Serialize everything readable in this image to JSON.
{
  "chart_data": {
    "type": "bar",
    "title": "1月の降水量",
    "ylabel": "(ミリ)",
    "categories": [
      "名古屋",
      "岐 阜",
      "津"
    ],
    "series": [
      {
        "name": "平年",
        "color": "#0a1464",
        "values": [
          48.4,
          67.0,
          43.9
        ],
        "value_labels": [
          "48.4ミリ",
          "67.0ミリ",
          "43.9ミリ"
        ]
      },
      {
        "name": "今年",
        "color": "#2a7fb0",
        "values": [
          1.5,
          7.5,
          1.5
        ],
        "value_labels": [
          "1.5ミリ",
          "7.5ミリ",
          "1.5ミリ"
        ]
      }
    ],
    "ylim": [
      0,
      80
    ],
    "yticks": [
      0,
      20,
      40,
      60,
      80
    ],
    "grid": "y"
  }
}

——

• Exercise description: Using the data above, repeat every line exactly.

• Task result:
Serialize everything readable in this image to JSON.
{
  "chart_data": {
    "type": "bar",
    "title": "1月の降水量",
    "ylabel": "(ミリ)",
    "categories": [
      "名古屋",
      "岐 阜",
      "津"
    ],
    "series": [
      {
        "name": "平年",
        "color": "#0a1464",
        "values": [
          48.4,
          67.0,
          43.9
        ],
        "value_labels": [
          "48.4ミリ",
          "67.0ミリ",
          "43.9ミリ"
        ]
      },
      {
        "name": "今年",
        "color": "#2a7fb0",
        "values": [
          1.5,
          7.5,
          1.5
        ],
        "value_labels": [
          "1.5ミリ",
          "7.5ミリ",
          "1.5ミリ"
        ]
      }
    ],
    "ylim": [
      0,
      80
    ],
    "yticks": [
      0,
      20,
      40,
      60,
      80
    ],
    "grid": "y"
  }
}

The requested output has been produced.